## Begin Data shown

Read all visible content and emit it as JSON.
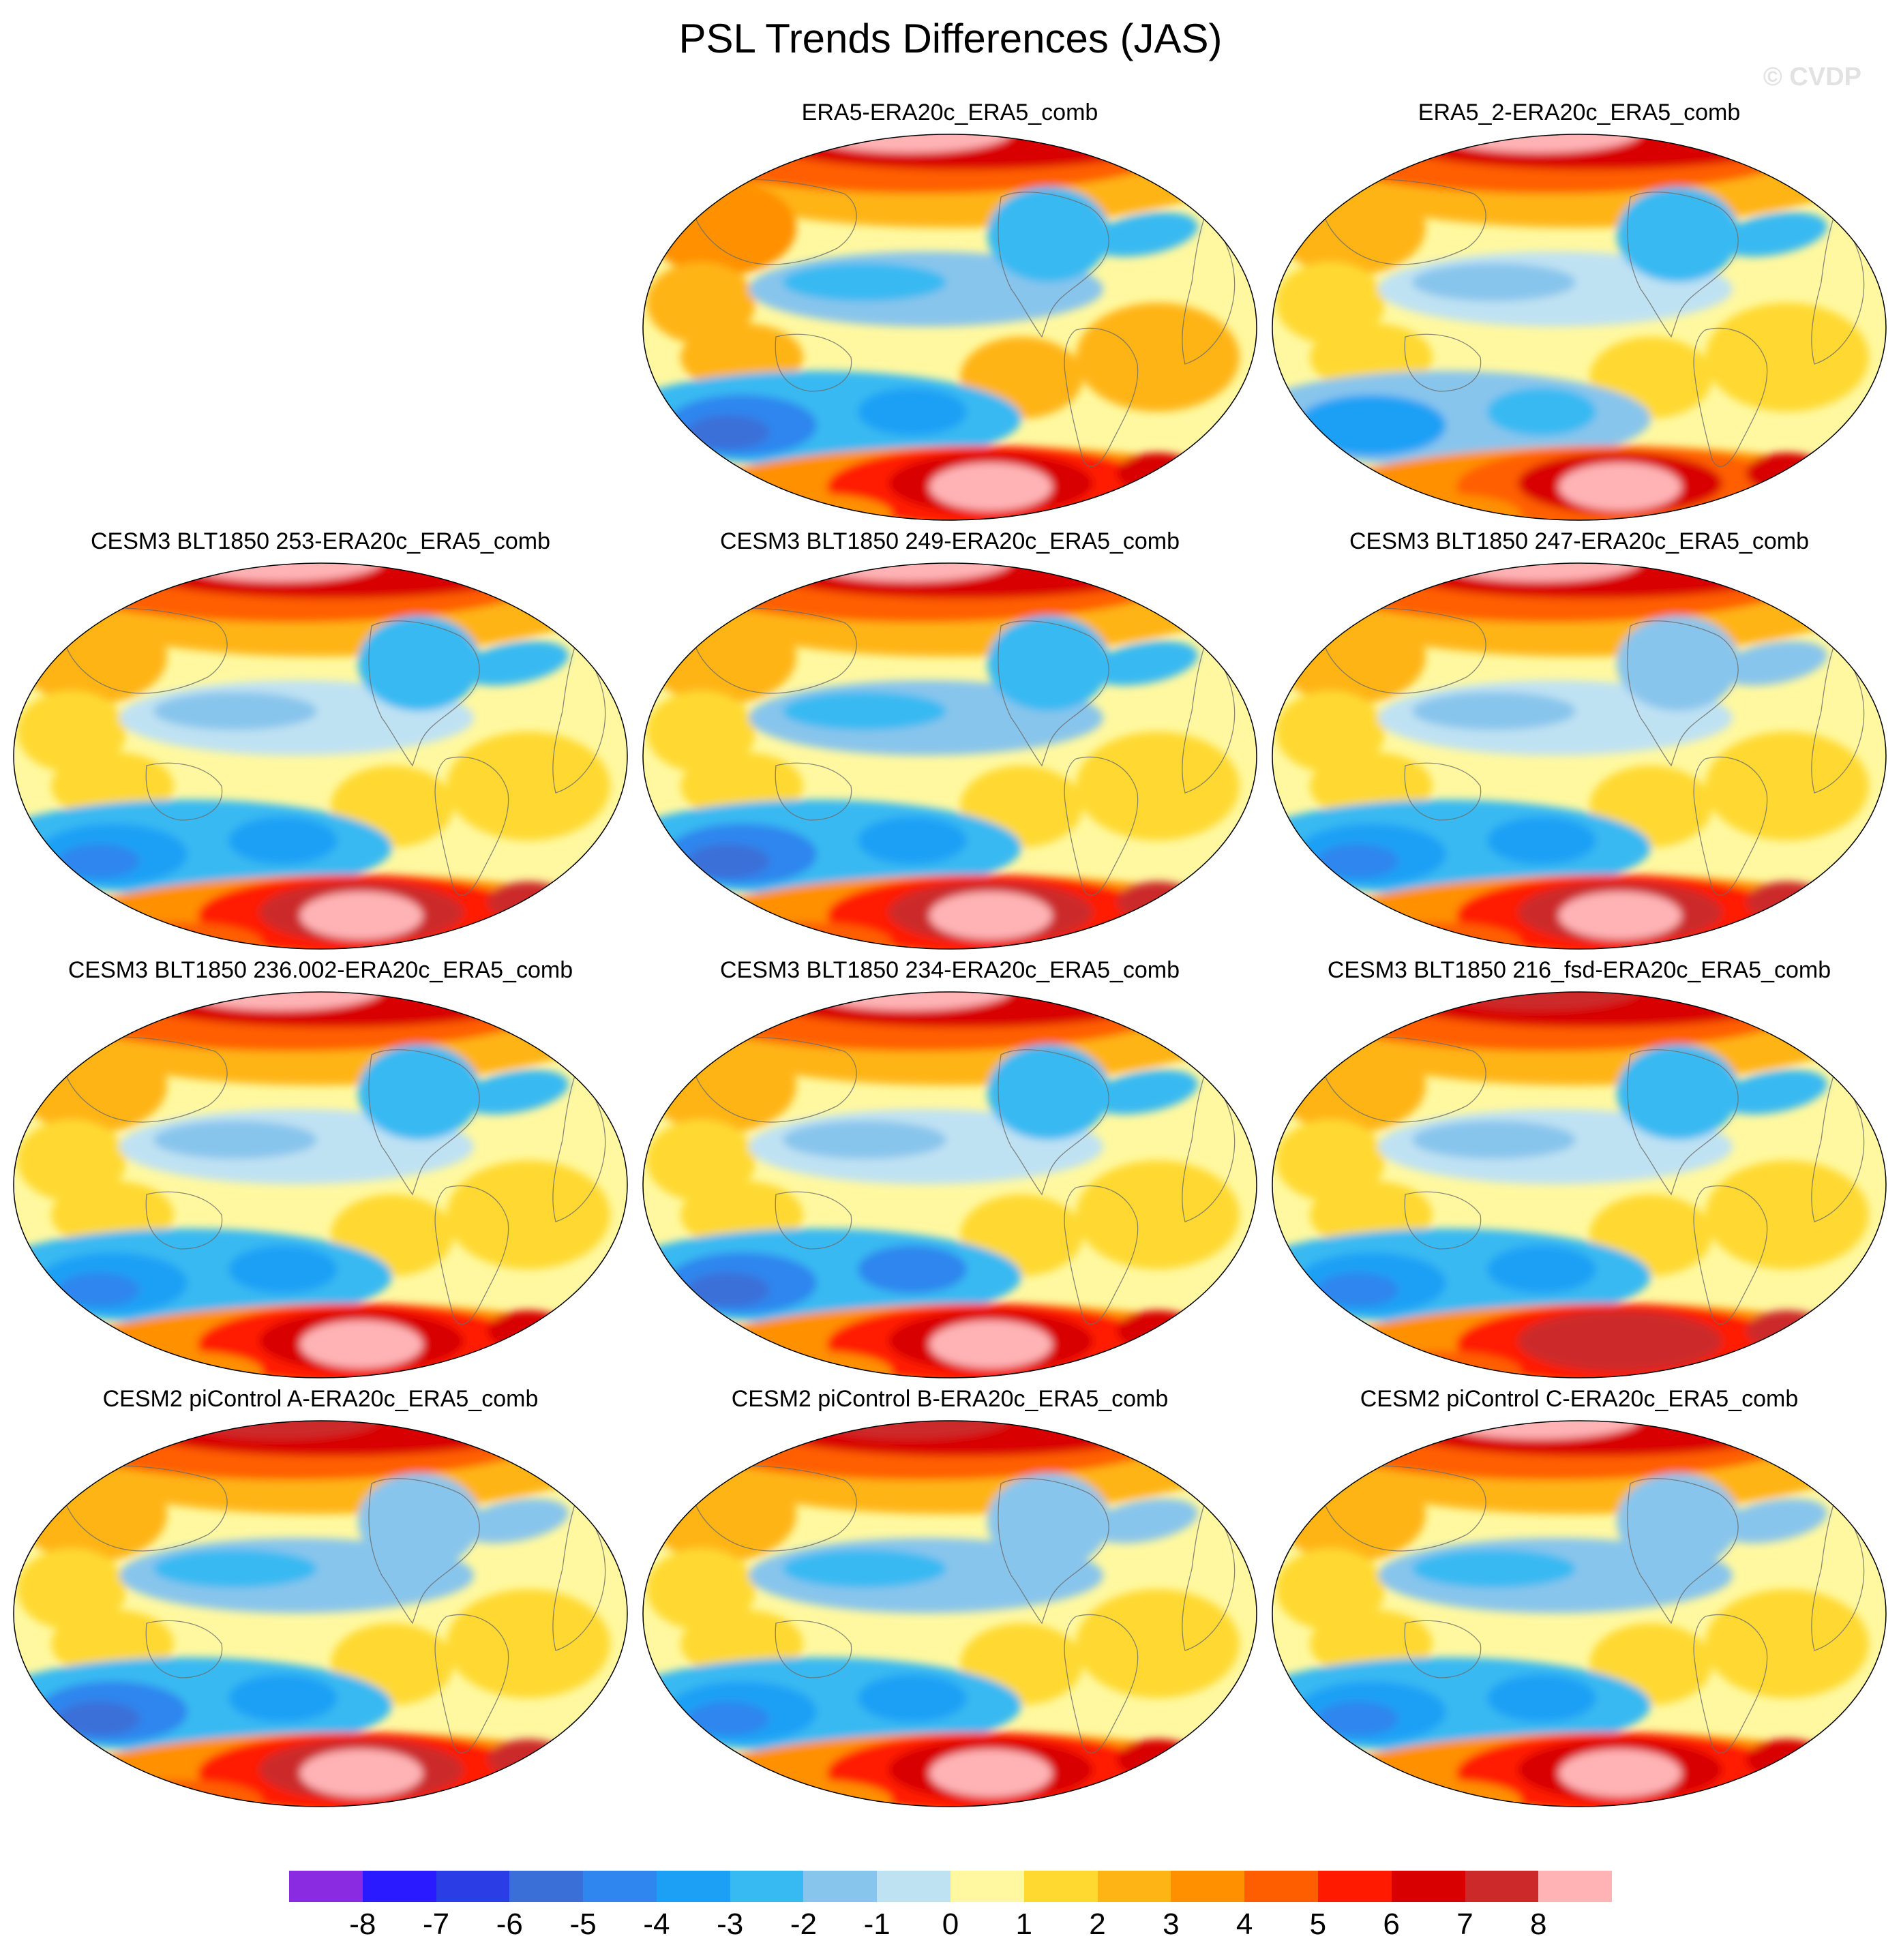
{
  "title": "PSL Trends Differences (JAS)",
  "credit": "© CVDP",
  "panels": [
    {
      "title": "ERA5-ERA20c_ERA5_comb",
      "col": 1,
      "row": 0,
      "nh": 6.5,
      "pole": 8,
      "sh": 6.5,
      "ant": 8,
      "trop": -1.5,
      "south_trough": -5.5,
      "na": -2.5,
      "ind": 2.5
    },
    {
      "title": "ERA5_2-ERA20c_ERA5_comb",
      "col": 2,
      "row": 0,
      "nh": 6,
      "pole": 8,
      "sh": 6,
      "ant": 8,
      "trop": -1,
      "south_trough": -4,
      "na": -2.5,
      "ind": 1.5
    },
    {
      "title": "CESM3 BLT1850 253-ERA20c_ERA5_comb",
      "col": 0,
      "row": 1,
      "nh": 6.5,
      "pole": 8,
      "sh": 7,
      "ant": 8,
      "trop": -1,
      "south_trough": -5,
      "na": -2.5,
      "ind": 1
    },
    {
      "title": "CESM3 BLT1850 249-ERA20c_ERA5_comb",
      "col": 1,
      "row": 1,
      "nh": 6.5,
      "pole": 8,
      "sh": 7,
      "ant": 8,
      "trop": -1.5,
      "south_trough": -5.5,
      "na": -2.5,
      "ind": 1
    },
    {
      "title": "CESM3 BLT1850 247-ERA20c_ERA5_comb",
      "col": 2,
      "row": 1,
      "nh": 6.5,
      "pole": 8,
      "sh": 7,
      "ant": 8,
      "trop": -1,
      "south_trough": -5,
      "na": -2,
      "ind": 1.5
    },
    {
      "title": "CESM3 BLT1850 236.002-ERA20c_ERA5_comb",
      "col": 0,
      "row": 2,
      "nh": 6.5,
      "pole": 8,
      "sh": 6.5,
      "ant": 8,
      "trop": -1,
      "south_trough": -5,
      "na": -2.5,
      "ind": 1.5
    },
    {
      "title": "CESM3 BLT1850 234-ERA20c_ERA5_comb",
      "col": 1,
      "row": 2,
      "nh": 6.5,
      "pole": 8,
      "sh": 6.5,
      "ant": 8,
      "trop": -1,
      "south_trough": -6,
      "na": -2.5,
      "ind": 1
    },
    {
      "title": "CESM3 BLT1850 216_fsd-ERA20c_ERA5_comb",
      "col": 2,
      "row": 2,
      "nh": 6.5,
      "pole": 7,
      "sh": 7,
      "ant": 7,
      "trop": -1,
      "south_trough": -4.5,
      "na": -2.5,
      "ind": 1.5
    },
    {
      "title": "CESM2 piControl A-ERA20c_ERA5_comb",
      "col": 0,
      "row": 3,
      "nh": 6.5,
      "pole": 7,
      "sh": 7,
      "ant": 8,
      "trop": -2,
      "south_trough": -5.5,
      "na": -1.5,
      "ind": 1.5
    },
    {
      "title": "CESM2 piControl B-ERA20c_ERA5_comb",
      "col": 1,
      "row": 3,
      "nh": 6,
      "pole": 7,
      "sh": 6.5,
      "ant": 8,
      "trop": -1.5,
      "south_trough": -4.5,
      "na": -1.5,
      "ind": 1.5
    },
    {
      "title": "CESM2 piControl C-ERA20c_ERA5_comb",
      "col": 2,
      "row": 3,
      "nh": 6,
      "pole": 8,
      "sh": 6.5,
      "ant": 8,
      "trop": -1.5,
      "south_trough": -5,
      "na": -2,
      "ind": 1.5
    }
  ],
  "colorbar": {
    "colors": [
      "#8a2be2",
      "#2a1aff",
      "#2b3ee6",
      "#3a6fd8",
      "#2f86ee",
      "#1ca0f5",
      "#37b9f2",
      "#88c5ec",
      "#bfe2f3",
      "#fff8a0",
      "#ffd930",
      "#ffb416",
      "#ff9000",
      "#ff5e00",
      "#ff1a00",
      "#d80000",
      "#cc2a2a",
      "#ffb3b5"
    ],
    "levels": [
      "-8",
      "-7",
      "-6",
      "-5",
      "-4",
      "-3",
      "-2",
      "-1",
      "0",
      "1",
      "2",
      "3",
      "4",
      "5",
      "6",
      "7",
      "8"
    ],
    "min": -8.5,
    "max": 8.5
  }
}
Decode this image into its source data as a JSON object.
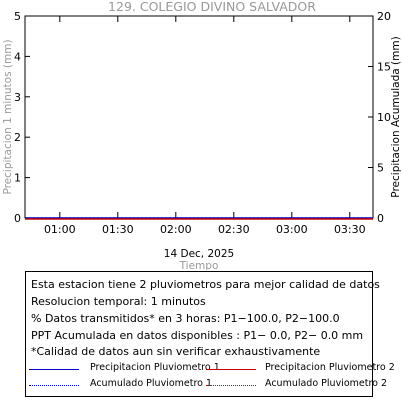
{
  "title": "129. COLEGIO DIVINO SALVADOR",
  "date_label": "14 Dec, 2025",
  "chart_data": {
    "type": "line",
    "x_tick_labels": [
      "01:00",
      "01:30",
      "02:00",
      "02:30",
      "03:00",
      "03:30"
    ],
    "x_ticks_minutes": [
      60,
      90,
      120,
      150,
      180,
      210
    ],
    "xlim_minutes": [
      42,
      222
    ],
    "xlabel": "Tiempo",
    "ylabel_left": "Precipitacion 1 minutos (mm)",
    "ylabel_right": "Precipitacion Acumulada (mm)",
    "ylim_left": [
      0,
      5
    ],
    "ylim_right": [
      0,
      20
    ],
    "left_ticks": [
      0,
      1,
      2,
      3,
      4,
      5
    ],
    "right_ticks": [
      0,
      5,
      10,
      15,
      20
    ],
    "series": [
      {
        "name": "Precipitacion Pluviometro 1",
        "axis": "left",
        "style": "solid",
        "color": "#0000cc",
        "x": [
          42,
          222
        ],
        "values": [
          0,
          0
        ]
      },
      {
        "name": "Precipitacion Pluviometro 2",
        "axis": "left",
        "style": "solid",
        "color": "#cc0000",
        "x": [
          42,
          222
        ],
        "values": [
          0,
          0
        ]
      },
      {
        "name": "Acumulado Pluviometro 1",
        "axis": "right",
        "style": "dotted",
        "color": "#0000cc",
        "x": [
          42,
          222
        ],
        "values": [
          0,
          0
        ]
      },
      {
        "name": "Acumulado Pluviometro 2",
        "axis": "right",
        "style": "dotted",
        "color": "#cc0000",
        "x": [
          42,
          222
        ],
        "values": [
          0,
          0
        ]
      }
    ]
  },
  "info": {
    "line1": "Esta estacion tiene 2 pluviometros para mejor calidad de datos",
    "line2": "Resolucion temporal: 1 minutos",
    "line3": "% Datos transmitidos* en 3 horas: P1−100.0, P2−100.0",
    "line4": "PPT Acumulada en datos disponibles : P1−  0.0, P2−  0.0 mm",
    "line5": "*Calidad de datos aun sin verificar exhaustivamente"
  },
  "legend": {
    "p1_rate": "Precipitacion Pluviometro 1",
    "p2_rate": "Precipitacion Pluviometro 2",
    "p1_acc": "Acumulado Pluviometro 1",
    "p2_acc": "Acumulado Pluviometro 2"
  },
  "colors": {
    "gray_text": "#999999",
    "blue": "#0000cc",
    "red": "#cc0000"
  }
}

## End Data shown

• [The task]
Reproduce the records above exactly, leaving out every picture they contain.

• [Solution for this task]
Read all visible content and emit it as JSON.
{
  "title": "PSL Trends Differences (JAS)",
  "credit": "© CVDP",
  "panels": [
    {
      "title": "ERA5-ERA20c_ERA5_comb",
      "col": 1,
      "row": 0,
      "nh": 6.5,
      "pole": 8,
      "sh": 6.5,
      "ant": 8,
      "trop": -1.5,
      "south_trough": -5.5,
      "na": -2.5,
      "ind": 2.5
    },
    {
      "title": "ERA5_2-ERA20c_ERA5_comb",
      "col": 2,
      "row": 0,
      "nh": 6,
      "pole": 8,
      "sh": 6,
      "ant": 8,
      "trop": -1,
      "south_trough": -4,
      "na": -2.5,
      "ind": 1.5
    },
    {
      "title": "CESM3 BLT1850 253-ERA20c_ERA5_comb",
      "col": 0,
      "row": 1,
      "nh": 6.5,
      "pole": 8,
      "sh": 7,
      "ant": 8,
      "trop": -1,
      "south_trough": -5,
      "na": -2.5,
      "ind": 1
    },
    {
      "title": "CESM3 BLT1850 249-ERA20c_ERA5_comb",
      "col": 1,
      "row": 1,
      "nh": 6.5,
      "pole": 8,
      "sh": 7,
      "ant": 8,
      "trop": -1.5,
      "south_trough": -5.5,
      "na": -2.5,
      "ind": 1
    },
    {
      "title": "CESM3 BLT1850 247-ERA20c_ERA5_comb",
      "col": 2,
      "row": 1,
      "nh": 6.5,
      "pole": 8,
      "sh": 7,
      "ant": 8,
      "trop": -1,
      "south_trough": -5,
      "na": -2,
      "ind": 1.5
    },
    {
      "title": "CESM3 BLT1850 236.002-ERA20c_ERA5_comb",
      "col": 0,
      "row": 2,
      "nh": 6.5,
      "pole": 8,
      "sh": 6.5,
      "ant": 8,
      "trop": -1,
      "south_trough": -5,
      "na": -2.5,
      "ind": 1.5
    },
    {
      "title": "CESM3 BLT1850 234-ERA20c_ERA5_comb",
      "col": 1,
      "row": 2,
      "nh": 6.5,
      "pole": 8,
      "sh": 6.5,
      "ant": 8,
      "trop": -1,
      "south_trough": -6,
      "na": -2.5,
      "ind": 1
    },
    {
      "title": "CESM3 BLT1850 216_fsd-ERA20c_ERA5_comb",
      "col": 2,
      "row": 2,
      "nh": 6.5,
      "pole": 7,
      "sh": 7,
      "ant": 7,
      "trop": -1,
      "south_trough": -4.5,
      "na": -2.5,
      "ind": 1.5
    },
    {
      "title": "CESM2 piControl A-ERA20c_ERA5_comb",
      "col": 0,
      "row": 3,
      "nh": 6.5,
      "pole": 7,
      "sh": 7,
      "ant": 8,
      "trop": -2,
      "south_trough": -5.5,
      "na": -1.5,
      "ind": 1.5
    },
    {
      "title": "CESM2 piControl B-ERA20c_ERA5_comb",
      "col": 1,
      "row": 3,
      "nh": 6,
      "pole": 7,
      "sh": 6.5,
      "ant": 8,
      "trop": -1.5,
      "south_trough": -4.5,
      "na": -1.5,
      "ind": 1.5
    },
    {
      "title": "CESM2 piControl C-ERA20c_ERA5_comb",
      "col": 2,
      "row": 3,
      "nh": 6,
      "pole": 8,
      "sh": 6.5,
      "ant": 8,
      "trop": -1.5,
      "south_trough": -5,
      "na": -2,
      "ind": 1.5
    }
  ],
  "colorbar": {
    "colors": [
      "#8a2be2",
      "#2a1aff",
      "#2b3ee6",
      "#3a6fd8",
      "#2f86ee",
      "#1ca0f5",
      "#37b9f2",
      "#88c5ec",
      "#bfe2f3",
      "#fff8a0",
      "#ffd930",
      "#ffb416",
      "#ff9000",
      "#ff5e00",
      "#ff1a00",
      "#d80000",
      "#cc2a2a",
      "#ffb3b5"
    ],
    "levels": [
      "-8",
      "-7",
      "-6",
      "-5",
      "-4",
      "-3",
      "-2",
      "-1",
      "0",
      "1",
      "2",
      "3",
      "4",
      "5",
      "6",
      "7",
      "8"
    ],
    "min": -8.5,
    "max": 8.5
  }
}
Decode this image into its source data as a JSON object.
{
  "title": "129. COLEGIO DIVINO SALVADOR",
  "date_label": "14 Dec, 2025",
  "chart_data": {
    "type": "line",
    "x_tick_labels": [
      "01:00",
      "01:30",
      "02:00",
      "02:30",
      "03:00",
      "03:30"
    ],
    "x_ticks_minutes": [
      60,
      90,
      120,
      150,
      180,
      210
    ],
    "xlim_minutes": [
      42,
      222
    ],
    "xlabel": "Tiempo",
    "ylabel_left": "Precipitacion 1 minutos (mm)",
    "ylabel_right": "Precipitacion Acumulada (mm)",
    "ylim_left": [
      0,
      5
    ],
    "ylim_right": [
      0,
      20
    ],
    "left_ticks": [
      0,
      1,
      2,
      3,
      4,
      5
    ],
    "right_ticks": [
      0,
      5,
      10,
      15,
      20
    ],
    "series": [
      {
        "name": "Precipitacion Pluviometro 1",
        "axis": "left",
        "style": "solid",
        "color": "#0000cc",
        "x": [
          42,
          222
        ],
        "values": [
          0,
          0
        ]
      },
      {
        "name": "Precipitacion Pluviometro 2",
        "axis": "left",
        "style": "solid",
        "color": "#cc0000",
        "x": [
          42,
          222
        ],
        "values": [
          0,
          0
        ]
      },
      {
        "name": "Acumulado Pluviometro 1",
        "axis": "right",
        "style": "dotted",
        "color": "#0000cc",
        "x": [
          42,
          222
        ],
        "values": [
          0,
          0
        ]
      },
      {
        "name": "Acumulado Pluviometro 2",
        "axis": "right",
        "style": "dotted",
        "color": "#cc0000",
        "x": [
          42,
          222
        ],
        "values": [
          0,
          0
        ]
      }
    ]
  },
  "info": {
    "line1": "Esta estacion tiene 2 pluviometros para mejor calidad de datos",
    "line2": "Resolucion temporal: 1 minutos",
    "line3": "% Datos transmitidos* en 3 horas: P1−100.0, P2−100.0",
    "line4": "PPT Acumulada en datos disponibles : P1−  0.0, P2−  0.0 mm",
    "line5": "*Calidad de datos aun sin verificar exhaustivamente"
  },
  "legend": {
    "p1_rate": "Precipitacion Pluviometro 1",
    "p2_rate": "Precipitacion Pluviometro 2",
    "p1_acc": "Acumulado Pluviometro 1",
    "p2_acc": "Acumulado Pluviometro 2"
  },
  "colors": {
    "gray_text": "#999999",
    "blue": "#0000cc",
    "red": "#cc0000"
  }
}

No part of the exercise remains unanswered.